◆ Data extracted from a collection:
# # # # # # #
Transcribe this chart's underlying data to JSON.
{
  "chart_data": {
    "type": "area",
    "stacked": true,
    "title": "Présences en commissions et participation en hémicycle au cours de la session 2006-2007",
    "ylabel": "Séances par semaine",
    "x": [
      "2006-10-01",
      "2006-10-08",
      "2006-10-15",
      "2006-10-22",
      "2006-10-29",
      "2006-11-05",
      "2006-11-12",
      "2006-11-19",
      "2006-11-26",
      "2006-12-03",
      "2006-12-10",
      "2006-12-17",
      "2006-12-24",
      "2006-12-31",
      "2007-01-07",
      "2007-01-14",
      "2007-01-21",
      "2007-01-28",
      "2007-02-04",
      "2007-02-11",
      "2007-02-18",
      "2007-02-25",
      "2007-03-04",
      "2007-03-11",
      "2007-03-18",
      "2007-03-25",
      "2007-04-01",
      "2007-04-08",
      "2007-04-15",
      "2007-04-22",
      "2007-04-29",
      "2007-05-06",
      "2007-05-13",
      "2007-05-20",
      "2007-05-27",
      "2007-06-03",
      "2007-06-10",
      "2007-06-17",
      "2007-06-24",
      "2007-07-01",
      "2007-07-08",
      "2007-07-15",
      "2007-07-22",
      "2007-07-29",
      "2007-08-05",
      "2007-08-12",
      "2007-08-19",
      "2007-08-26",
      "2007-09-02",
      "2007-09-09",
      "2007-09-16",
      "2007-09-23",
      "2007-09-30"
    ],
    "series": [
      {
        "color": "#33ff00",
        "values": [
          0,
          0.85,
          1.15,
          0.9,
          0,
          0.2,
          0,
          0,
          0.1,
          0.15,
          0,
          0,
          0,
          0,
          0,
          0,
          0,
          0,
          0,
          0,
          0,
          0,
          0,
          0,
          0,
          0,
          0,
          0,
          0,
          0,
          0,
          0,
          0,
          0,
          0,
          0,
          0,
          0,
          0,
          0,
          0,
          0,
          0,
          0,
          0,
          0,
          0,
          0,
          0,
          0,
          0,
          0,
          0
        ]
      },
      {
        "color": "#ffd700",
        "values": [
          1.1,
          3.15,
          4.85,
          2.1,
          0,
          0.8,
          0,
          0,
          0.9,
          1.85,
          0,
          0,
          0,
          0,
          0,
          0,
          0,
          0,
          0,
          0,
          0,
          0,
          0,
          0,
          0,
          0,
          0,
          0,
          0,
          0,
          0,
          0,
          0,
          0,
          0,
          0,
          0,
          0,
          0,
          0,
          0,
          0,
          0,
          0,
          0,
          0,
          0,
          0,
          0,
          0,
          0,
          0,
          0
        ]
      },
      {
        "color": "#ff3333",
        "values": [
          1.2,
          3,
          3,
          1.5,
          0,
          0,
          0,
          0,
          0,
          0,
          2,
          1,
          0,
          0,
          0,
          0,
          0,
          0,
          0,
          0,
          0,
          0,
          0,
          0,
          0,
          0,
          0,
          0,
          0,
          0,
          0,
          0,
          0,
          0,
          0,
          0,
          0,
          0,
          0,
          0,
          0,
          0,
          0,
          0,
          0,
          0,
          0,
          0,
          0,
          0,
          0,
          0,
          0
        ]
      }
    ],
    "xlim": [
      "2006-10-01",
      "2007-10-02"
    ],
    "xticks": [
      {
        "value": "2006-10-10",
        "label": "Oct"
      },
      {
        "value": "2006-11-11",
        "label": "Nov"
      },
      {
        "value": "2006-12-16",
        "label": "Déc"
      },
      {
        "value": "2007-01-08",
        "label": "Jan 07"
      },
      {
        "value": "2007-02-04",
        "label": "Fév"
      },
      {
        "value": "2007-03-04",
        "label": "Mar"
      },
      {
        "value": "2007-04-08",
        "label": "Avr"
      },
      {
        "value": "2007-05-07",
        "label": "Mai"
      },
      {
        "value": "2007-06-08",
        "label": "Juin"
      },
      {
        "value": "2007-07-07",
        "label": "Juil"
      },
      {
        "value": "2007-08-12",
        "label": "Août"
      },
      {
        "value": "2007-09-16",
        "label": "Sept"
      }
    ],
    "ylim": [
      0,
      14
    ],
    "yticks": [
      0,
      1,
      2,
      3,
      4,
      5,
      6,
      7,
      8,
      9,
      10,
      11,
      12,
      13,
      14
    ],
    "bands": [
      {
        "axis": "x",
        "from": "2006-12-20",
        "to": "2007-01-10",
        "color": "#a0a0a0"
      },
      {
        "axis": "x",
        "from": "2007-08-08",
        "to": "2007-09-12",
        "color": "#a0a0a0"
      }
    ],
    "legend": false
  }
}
# # # # # # #
◆ Given instruction:
Can you restate every record above word for word?

◆ Written reply:
Transcribe this chart's underlying data to JSON.
{
  "chart_data": {
    "type": "area",
    "stacked": true,
    "title": "Présences en commissions et participation en hémicycle au cours de la session 2006-2007",
    "ylabel": "Séances par semaine",
    "x": [
      "2006-10-01",
      "2006-10-08",
      "2006-10-15",
      "2006-10-22",
      "2006-10-29",
      "2006-11-05",
      "2006-11-12",
      "2006-11-19",
      "2006-11-26",
      "2006-12-03",
      "2006-12-10",
      "2006-12-17",
      "2006-12-24",
      "2006-12-31",
      "2007-01-07",
      "2007-01-14",
      "2007-01-21",
      "2007-01-28",
      "2007-02-04",
      "2007-02-11",
      "2007-02-18",
      "2007-02-25",
      "2007-03-04",
      "2007-03-11",
      "2007-03-18",
      "2007-03-25",
      "2007-04-01",
      "2007-04-08",
      "2007-04-15",
      "2007-04-22",
      "2007-04-29",
      "2007-05-06",
      "2007-05-13",
      "2007-05-20",
      "2007-05-27",
      "2007-06-03",
      "2007-06-10",
      "2007-06-17",
      "2007-06-24",
      "2007-07-01",
      "2007-07-08",
      "2007-07-15",
      "2007-07-22",
      "2007-07-29",
      "2007-08-05",
      "2007-08-12",
      "2007-08-19",
      "2007-08-26",
      "2007-09-02",
      "2007-09-09",
      "2007-09-16",
      "2007-09-23",
      "2007-09-30"
    ],
    "series": [
      {
        "color": "#33ff00",
        "values": [
          0,
          0.85,
          1.15,
          0.9,
          0,
          0.2,
          0,
          0,
          0.1,
          0.15,
          0,
          0,
          0,
          0,
          0,
          0,
          0,
          0,
          0,
          0,
          0,
          0,
          0,
          0,
          0,
          0,
          0,
          0,
          0,
          0,
          0,
          0,
          0,
          0,
          0,
          0,
          0,
          0,
          0,
          0,
          0,
          0,
          0,
          0,
          0,
          0,
          0,
          0,
          0,
          0,
          0,
          0,
          0
        ]
      },
      {
        "color": "#ffd700",
        "values": [
          1.1,
          3.15,
          4.85,
          2.1,
          0,
          0.8,
          0,
          0,
          0.9,
          1.85,
          0,
          0,
          0,
          0,
          0,
          0,
          0,
          0,
          0,
          0,
          0,
          0,
          0,
          0,
          0,
          0,
          0,
          0,
          0,
          0,
          0,
          0,
          0,
          0,
          0,
          0,
          0,
          0,
          0,
          0,
          0,
          0,
          0,
          0,
          0,
          0,
          0,
          0,
          0,
          0,
          0,
          0,
          0
        ]
      },
      {
        "color": "#ff3333",
        "values": [
          1.2,
          3,
          3,
          1.5,
          0,
          0,
          0,
          0,
          0,
          0,
          2,
          1,
          0,
          0,
          0,
          0,
          0,
          0,
          0,
          0,
          0,
          0,
          0,
          0,
          0,
          0,
          0,
          0,
          0,
          0,
          0,
          0,
          0,
          0,
          0,
          0,
          0,
          0,
          0,
          0,
          0,
          0,
          0,
          0,
          0,
          0,
          0,
          0,
          0,
          0,
          0,
          0,
          0
        ]
      }
    ],
    "xlim": [
      "2006-10-01",
      "2007-10-02"
    ],
    "xticks": [
      {
        "value": "2006-10-10",
        "label": "Oct"
      },
      {
        "value": "2006-11-11",
        "label": "Nov"
      },
      {
        "value": "2006-12-16",
        "label": "Déc"
      },
      {
        "value": "2007-01-08",
        "label": "Jan 07"
      },
      {
        "value": "2007-02-04",
        "label": "Fév"
      },
      {
        "value": "2007-03-04",
        "label": "Mar"
      },
      {
        "value": "2007-04-08",
        "label": "Avr"
      },
      {
        "value": "2007-05-07",
        "label": "Mai"
      },
      {
        "value": "2007-06-08",
        "label": "Juin"
      },
      {
        "value": "2007-07-07",
        "label": "Juil"
      },
      {
        "value": "2007-08-12",
        "label": "Août"
      },
      {
        "value": "2007-09-16",
        "label": "Sept"
      }
    ],
    "ylim": [
      0,
      14
    ],
    "yticks": [
      0,
      1,
      2,
      3,
      4,
      5,
      6,
      7,
      8,
      9,
      10,
      11,
      12,
      13,
      14
    ],
    "bands": [
      {
        "axis": "x",
        "from": "2006-12-20",
        "to": "2007-01-10",
        "color": "#a0a0a0"
      },
      {
        "axis": "x",
        "from": "2007-08-08",
        "to": "2007-09-12",
        "color": "#a0a0a0"
      }
    ],
    "legend": false
  }
}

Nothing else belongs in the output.